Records
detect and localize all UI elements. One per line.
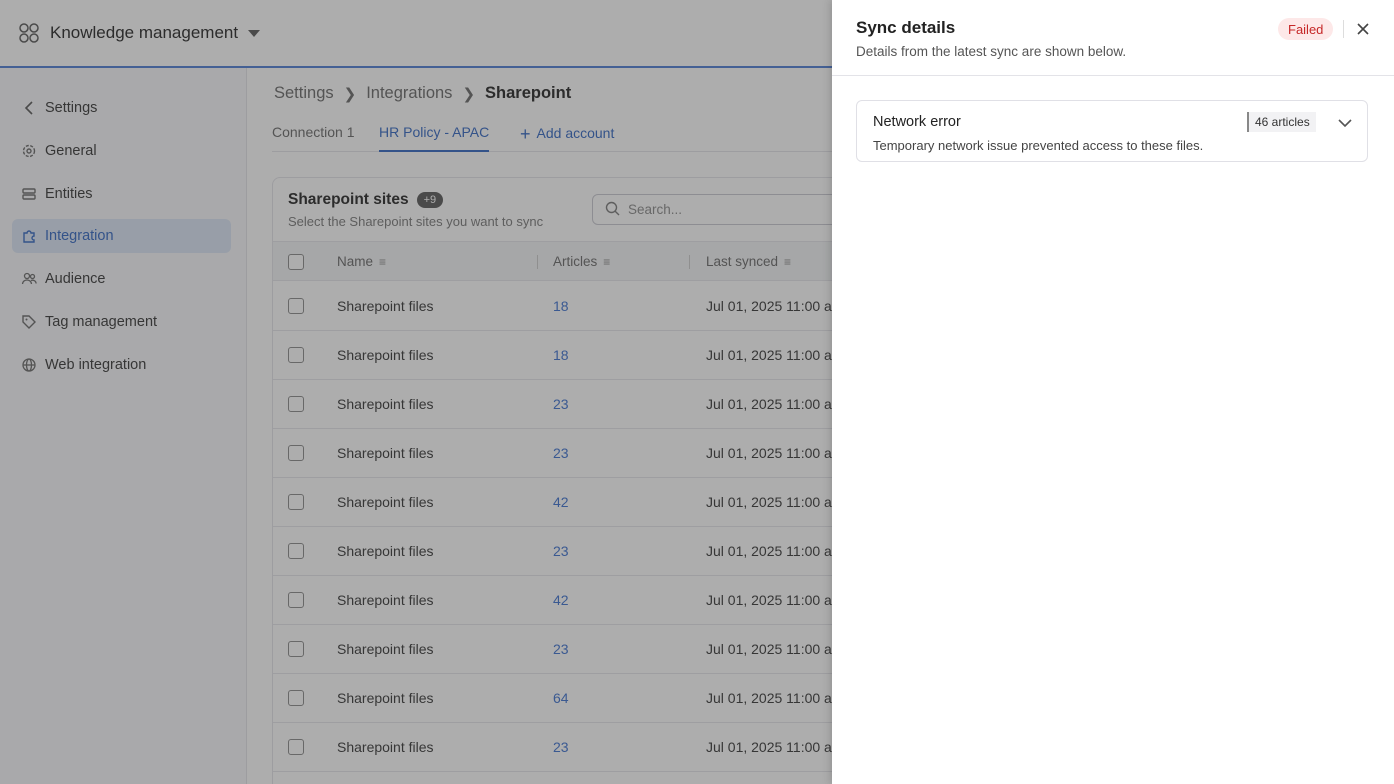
status-badge: Failed [1278, 18, 1334, 40]
drawer-header: Sync details Details from the latest syn… [832, 0, 1394, 76]
close-icon [1357, 23, 1369, 35]
error-title: Network error [873, 114, 961, 130]
header-divider [1343, 20, 1344, 38]
close-button[interactable] [1352, 18, 1374, 40]
error-count-badge: 46 articles [1247, 112, 1316, 132]
error-group[interactable]: Network error 46 articles Temporary netw… [856, 100, 1368, 162]
chevron-down-icon[interactable] [1335, 113, 1355, 133]
drawer-subtitle: Details from the latest sync are shown b… [856, 44, 1127, 59]
sync-details-drawer: Sync details Details from the latest syn… [832, 0, 1394, 784]
drawer-title: Sync details [856, 18, 956, 37]
error-description: Temporary network issue prevented access… [873, 138, 1204, 153]
modal-backdrop[interactable] [0, 0, 832, 784]
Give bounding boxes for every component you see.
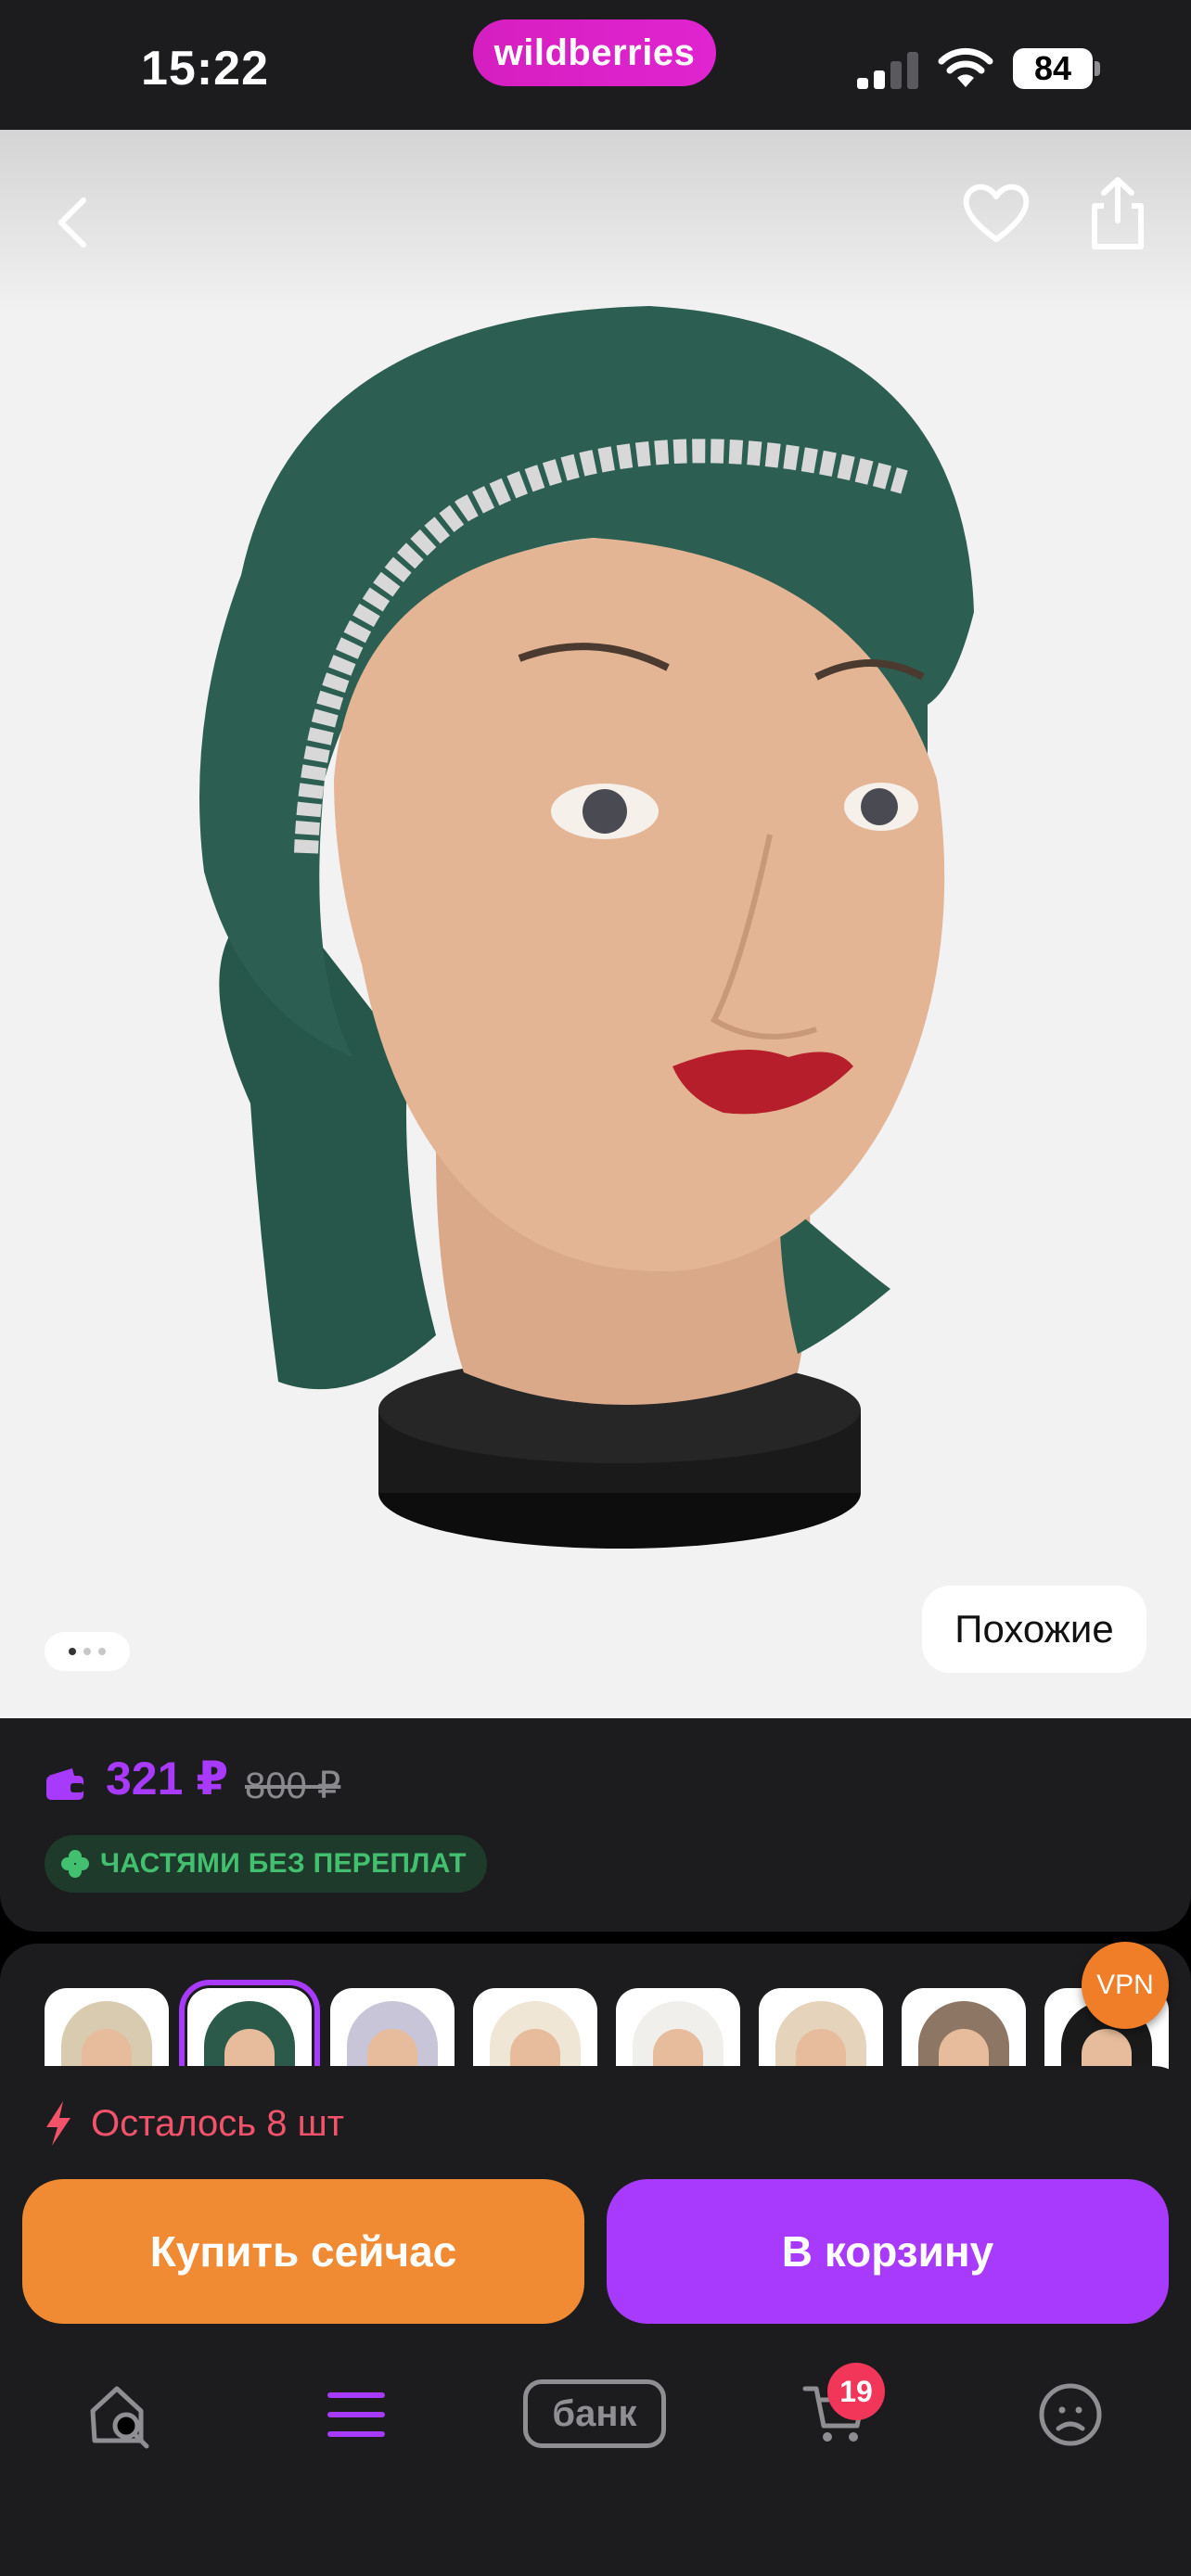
add-to-cart-button[interactable]: В корзину: [607, 2179, 1169, 2324]
profile-icon: [1039, 2383, 1102, 2446]
installments-badge[interactable]: ЧАСТЯМИ БЕЗ ПЕРЕПЛАТ: [45, 1835, 487, 1893]
clover-icon: [61, 1850, 89, 1878]
share-button[interactable]: [1085, 174, 1150, 252]
brand-pill[interactable]: wildberries: [473, 19, 716, 86]
tab-bank[interactable]: банк: [523, 2379, 666, 2448]
battery-indicator: 84: [1013, 48, 1100, 89]
tab-profile[interactable]: [1024, 2370, 1117, 2459]
stock-indicator: Осталось 8 шт: [45, 2101, 344, 2146]
wallet-icon: [46, 1768, 83, 1800]
current-price: 321 ₽: [106, 1753, 229, 1804]
favorite-button[interactable]: [961, 176, 1031, 250]
tab-catalog[interactable]: [310, 2370, 403, 2459]
purchase-panel: Осталось 8 шт Купить сейчас В корзину: [0, 2066, 1191, 2576]
buy-now-button[interactable]: Купить сейчас: [22, 2179, 584, 2324]
chevron-left-icon: [58, 198, 86, 248]
product-image-gallery[interactable]: Похожие: [0, 130, 1191, 1718]
image-page-indicator: [45, 1632, 130, 1671]
page-dot: [69, 1648, 76, 1655]
share-icon: [1092, 177, 1144, 249]
lightning-icon: [46, 2101, 70, 2146]
page-dot: [98, 1648, 106, 1655]
installments-label: ЧАСТЯМИ БЕЗ ПЕРЕПЛАТ: [100, 1848, 467, 1879]
cart-count-badge: 19: [827, 2363, 885, 2420]
stock-label: Осталось 8 шт: [91, 2102, 344, 2144]
product-photo: [199, 306, 974, 1549]
page-dot: [83, 1648, 91, 1655]
status-bar: 15:22 wildberries 84: [0, 0, 1191, 130]
wifi-icon: [938, 47, 993, 87]
tab-home-search[interactable]: [74, 2370, 167, 2459]
back-button[interactable]: [45, 185, 100, 260]
clock: 15:22: [141, 42, 269, 96]
price-section: 321 ₽ 800 ₽ ЧАСТЯМИ БЕЗ ПЕРЕПЛАТ: [0, 1718, 1191, 1932]
similar-products-button[interactable]: Похожие: [922, 1586, 1146, 1673]
home-search-icon: [90, 2386, 149, 2449]
battery-level: 84: [1013, 48, 1093, 89]
cellular-signal-icon: [857, 52, 918, 89]
vpn-badge[interactable]: VPN: [1082, 1942, 1169, 2029]
menu-icon: [327, 2392, 385, 2437]
heart-icon: [963, 184, 1030, 242]
old-price: 800 ₽: [245, 1766, 341, 1806]
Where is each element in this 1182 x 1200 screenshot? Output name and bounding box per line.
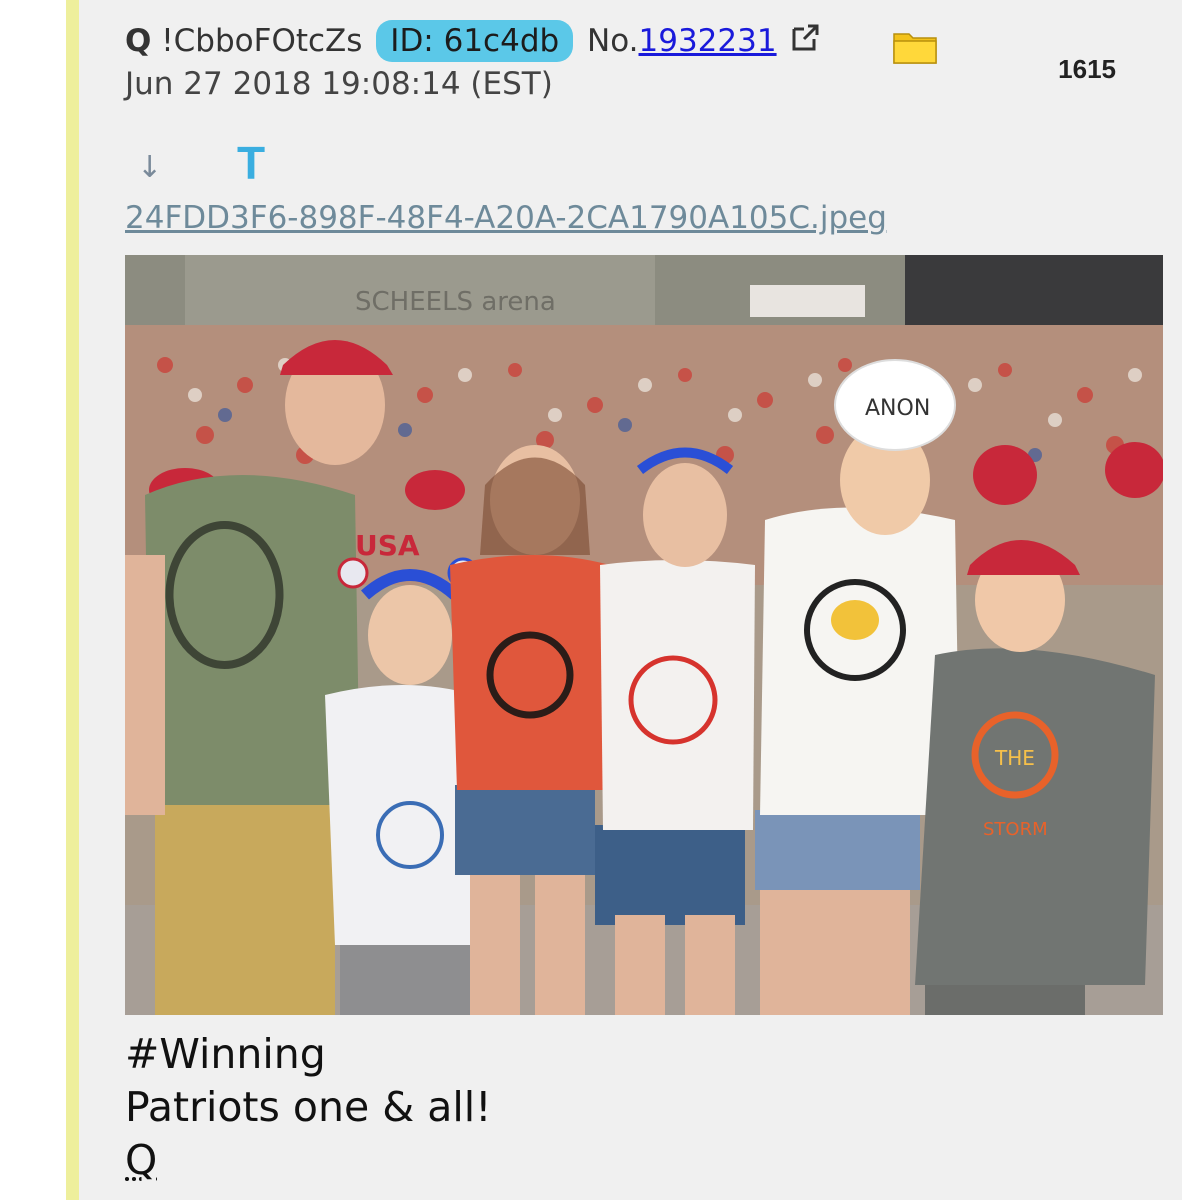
download-icon[interactable]: ↓ <box>137 150 162 185</box>
t-icon[interactable]: T <box>237 136 265 190</box>
message-line-1: #Winning <box>125 1030 326 1078</box>
id-badge[interactable]: ID: 61c4db <box>376 20 574 62</box>
post: Q !CbboFOtcZs ID: 61c4db No.1932231 1615… <box>66 0 1182 1200</box>
post-image[interactable]: SCHEELS arena USA ANON THE STORM <box>125 255 1163 1015</box>
boy-shirt-text: THE <box>994 746 1035 770</box>
message-signature: Q <box>125 1136 158 1184</box>
chef-hat-text: ANON <box>865 396 930 421</box>
post-count: 1615 <box>1058 54 1116 84</box>
tripcode: !CbboFOtcZs <box>161 23 363 59</box>
message-line-2: Patriots one & all! <box>125 1083 492 1131</box>
arena-banner-text: SCHEELS arena <box>355 287 556 317</box>
post-header: Q !CbboFOtcZs ID: 61c4db No.1932231 <box>125 20 820 62</box>
file-name-link[interactable]: 24FDD3F6-898F-48F4-A20A-2CA1790A105C.jpe… <box>125 200 887 236</box>
boy-shirt-text-2: STORM <box>983 819 1048 840</box>
post-message: #Winning Patriots one & all! Q <box>125 1028 492 1187</box>
external-link-icon[interactable] <box>790 23 820 53</box>
headband-text: USA <box>355 529 420 562</box>
folder-icon[interactable] <box>893 30 937 64</box>
post-number-link[interactable]: 1932231 <box>639 23 777 59</box>
post-date: Jun 27 2018 19:08:14 (EST) <box>125 66 553 102</box>
post-number-prefix: No. <box>587 23 639 59</box>
poster-name: Q <box>125 23 152 59</box>
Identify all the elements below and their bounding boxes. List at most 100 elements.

_The request_.
Rewrite all the records above with "interactable" changed to "clickable" and everything else kept the same. Leave the pictures out.

_Written answer_.
detect and localize all UI elements. One per line.
status-badge: Failed [1278, 18, 1334, 40]
drawer-header: Sync details Details from the latest syn… [832, 0, 1394, 76]
close-icon [1357, 23, 1369, 35]
error-title: Network error [873, 114, 961, 130]
header-divider [1343, 20, 1344, 38]
close-button[clickable] [1352, 18, 1374, 40]
error-count-badge: 46 articles [1247, 112, 1316, 132]
error-group[clickable]: Network error 46 articles Temporary netw… [856, 100, 1368, 162]
chevron-down-icon[clickable] [1335, 113, 1355, 133]
drawer-subtitle: Details from the latest sync are shown b… [856, 44, 1127, 59]
sync-details-drawer: Sync details Details from the latest syn… [832, 0, 1394, 784]
drawer-title: Sync details [856, 18, 956, 37]
error-description: Temporary network issue prevented access… [873, 138, 1204, 153]
modal-backdrop[clickable] [0, 0, 832, 784]
Give bounding boxes for every component you see.
add-to-cart-button[clickable]: В корзину: [607, 2179, 1169, 2324]
profile-icon: [1039, 2383, 1102, 2446]
installments-badge[clickable]: ЧАСТЯМИ БЕЗ ПЕРЕПЛАТ: [45, 1835, 487, 1893]
clover-icon: [61, 1850, 89, 1878]
share-button[clickable]: [1085, 174, 1150, 252]
brand-pill[clickable]: wildberries: [473, 19, 716, 86]
tab-bank[clickable]: банк: [523, 2379, 666, 2448]
battery-indicator: 84: [1013, 48, 1100, 89]
tab-profile[clickable]: [1024, 2370, 1117, 2459]
stock-indicator: Осталось 8 шт: [45, 2101, 344, 2146]
wallet-icon: [46, 1768, 83, 1800]
current-price: 321 ₽: [106, 1753, 229, 1804]
favorite-button[clickable]: [961, 176, 1031, 250]
tab-catalog[clickable]: [310, 2370, 403, 2459]
purchase-panel: Осталось 8 шт Купить сейчас В корзину: [0, 2066, 1191, 2576]
buy-now-button[clickable]: Купить сейчас: [22, 2179, 584, 2324]
chevron-left-icon: [58, 198, 86, 248]
product-image-gallery[clickable]: Похожие: [0, 130, 1191, 1718]
image-page-indicator: [45, 1632, 130, 1671]
page-dot: [69, 1648, 76, 1655]
share-icon: [1092, 177, 1144, 249]
lightning-icon: [46, 2101, 70, 2146]
page-dot: [98, 1648, 106, 1655]
installments-label: ЧАСТЯМИ БЕЗ ПЕРЕПЛАТ: [100, 1848, 467, 1879]
cart-count-badge: 19: [827, 2363, 885, 2420]
stock-label: Осталось 8 шт: [91, 2102, 344, 2144]
product-photo: [199, 306, 974, 1549]
page-dot: [83, 1648, 91, 1655]
status-bar: 15:22 wildberries 84: [0, 0, 1191, 130]
wifi-icon: [938, 47, 993, 87]
tab-home-search[clickable]: [74, 2370, 167, 2459]
back-button[clickable]: [45, 185, 100, 260]
clock: 15:22: [141, 42, 269, 96]
price-section: 321 ₽ 800 ₽ ЧАСТЯМИ БЕЗ ПЕРЕПЛАТ: [0, 1718, 1191, 1932]
similar-products-button[clickable]: Похожие: [922, 1586, 1146, 1673]
home-search-icon: [90, 2386, 149, 2449]
battery-level: 84: [1013, 48, 1093, 89]
cellular-signal-icon: [857, 52, 918, 89]
vpn-badge[clickable]: VPN: [1082, 1942, 1169, 2029]
menu-icon: [327, 2392, 385, 2437]
heart-icon: [963, 184, 1030, 242]
old-price: 800 ₽: [245, 1766, 341, 1806]
Where is each element in this 1182 x 1200 screenshot? Output name and bounding box per line.
download-icon[clickable]: ↓ <box>137 150 162 185</box>
t-icon[clickable]: T <box>237 136 265 190</box>
message-line-1: #Winning <box>125 1030 326 1078</box>
id-badge[clickable]: ID: 61c4db <box>376 20 574 62</box>
post: Q !CbboFOtcZs ID: 61c4db No.1932231 1615… <box>66 0 1182 1200</box>
post-image[clickable]: SCHEELS arena USA ANON THE STORM <box>125 255 1163 1015</box>
boy-shirt-text: THE <box>994 746 1035 770</box>
message-signature: Q <box>125 1136 158 1184</box>
chef-hat-text: ANON <box>865 396 930 421</box>
post-count: 1615 <box>1058 54 1116 84</box>
tripcode: !CbboFOtcZs <box>161 23 363 59</box>
message-line-2: Patriots one & all! <box>125 1083 492 1131</box>
arena-banner-text: SCHEELS arena <box>355 287 556 317</box>
post-header: Q !CbboFOtcZs ID: 61c4db No.1932231 <box>125 20 820 62</box>
file-name-link[clickable]: 24FDD3F6-898F-48F4-A20A-2CA1790A105C.jpe… <box>125 200 887 236</box>
boy-shirt-text-2: STORM <box>983 819 1048 840</box>
post-message: #Winning Patriots one & all! Q <box>125 1028 492 1187</box>
external-link-icon[clickable] <box>790 23 820 53</box>
headband-text: USA <box>355 529 420 562</box>
folder-icon[clickable] <box>893 30 937 64</box>
post-number-link[clickable]: 1932231 <box>639 23 777 59</box>
post-date: Jun 27 2018 19:08:14 (EST) <box>125 66 553 102</box>
post-number-prefix: No. <box>587 23 639 59</box>
poster-name: Q <box>125 23 152 59</box>
Identify all the elements below and their bounding boxes. List at most 100 elements.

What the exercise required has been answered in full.